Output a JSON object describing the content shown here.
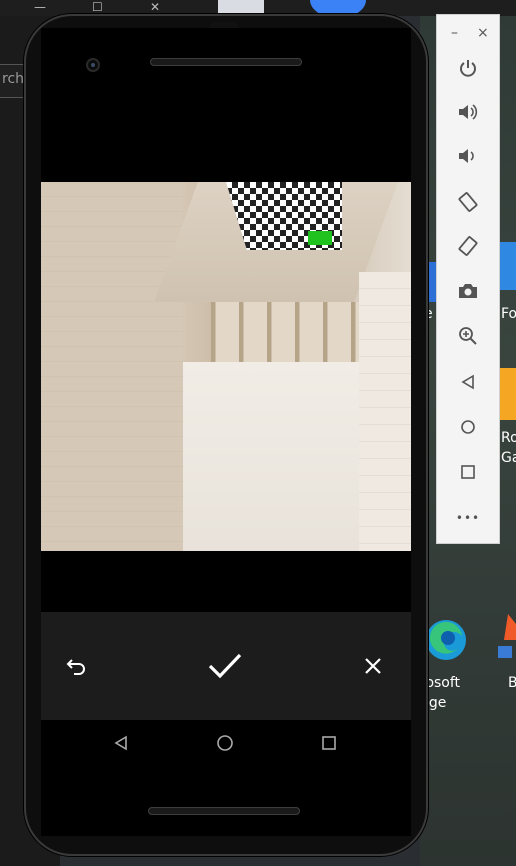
{
  "desktop": {
    "search_partial": "rch",
    "window_controls": [
      "—",
      "☐",
      "✕"
    ],
    "label_e": "e",
    "label_fo": "Fo",
    "label_ro": "Ro",
    "label_ga": "Ga",
    "edge_label_line1": "rosoft",
    "edge_label_line2": "dge",
    "label_b": "B"
  },
  "emulator_toolbar": {
    "minimize": "–",
    "close": "×",
    "more": "•••"
  },
  "camera_review": {
    "accent_marker_color": "#1fc21f"
  },
  "icons": {
    "back_action": "undo-arrow-icon",
    "confirm_action": "check-icon",
    "cancel_action": "close-icon",
    "nav_back": "triangle-back-icon",
    "nav_home": "circle-home-icon",
    "nav_recents": "square-recents-icon"
  }
}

WHAT TO DO. Exclude the pictures and transcribe all of the entries exactly.

ANSWER TO THIS PROBLEM.
Output a JSON object describing the content shown here.
{
  "desktop": {
    "search_partial": "rch",
    "window_controls": [
      "—",
      "☐",
      "✕"
    ],
    "label_e": "e",
    "label_fo": "Fo",
    "label_ro": "Ro",
    "label_ga": "Ga",
    "edge_label_line1": "rosoft",
    "edge_label_line2": "dge",
    "label_b": "B"
  },
  "emulator_toolbar": {
    "minimize": "–",
    "close": "×",
    "more": "•••"
  },
  "camera_review": {
    "accent_marker_color": "#1fc21f"
  },
  "icons": {
    "back_action": "undo-arrow-icon",
    "confirm_action": "check-icon",
    "cancel_action": "close-icon",
    "nav_back": "triangle-back-icon",
    "nav_home": "circle-home-icon",
    "nav_recents": "square-recents-icon"
  }
}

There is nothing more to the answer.